• [Problem statement]: Quote, without change, all of the lines that follow.

Extracted data entries:
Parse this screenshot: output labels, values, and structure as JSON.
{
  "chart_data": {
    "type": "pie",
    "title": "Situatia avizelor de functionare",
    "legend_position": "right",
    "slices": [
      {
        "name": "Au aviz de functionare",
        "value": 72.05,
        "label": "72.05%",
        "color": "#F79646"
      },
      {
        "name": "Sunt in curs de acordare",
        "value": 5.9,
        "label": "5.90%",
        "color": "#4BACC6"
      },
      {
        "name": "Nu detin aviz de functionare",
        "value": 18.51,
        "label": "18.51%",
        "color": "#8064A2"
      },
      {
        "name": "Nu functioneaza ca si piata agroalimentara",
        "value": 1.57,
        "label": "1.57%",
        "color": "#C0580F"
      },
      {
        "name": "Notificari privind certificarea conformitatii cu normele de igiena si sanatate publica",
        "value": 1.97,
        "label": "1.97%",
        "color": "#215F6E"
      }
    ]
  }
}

• [Exercise solution]:
Parse this screenshot: output labels, values, and structure as JSON.
{
  "chart_data": {
    "type": "pie",
    "title": "Situatia avizelor de functionare",
    "legend_position": "right",
    "slices": [
      {
        "name": "Au aviz de functionare",
        "value": 72.05,
        "label": "72.05%",
        "color": "#F79646"
      },
      {
        "name": "Sunt in curs de acordare",
        "value": 5.9,
        "label": "5.90%",
        "color": "#4BACC6"
      },
      {
        "name": "Nu detin aviz de functionare",
        "value": 18.51,
        "label": "18.51%",
        "color": "#8064A2"
      },
      {
        "name": "Nu functioneaza ca si piata agroalimentara",
        "value": 1.57,
        "label": "1.57%",
        "color": "#C0580F"
      },
      {
        "name": "Notificari privind certificarea conformitatii cu normele de igiena si sanatate publica",
        "value": 1.97,
        "label": "1.97%",
        "color": "#215F6E"
      }
    ]
  }
}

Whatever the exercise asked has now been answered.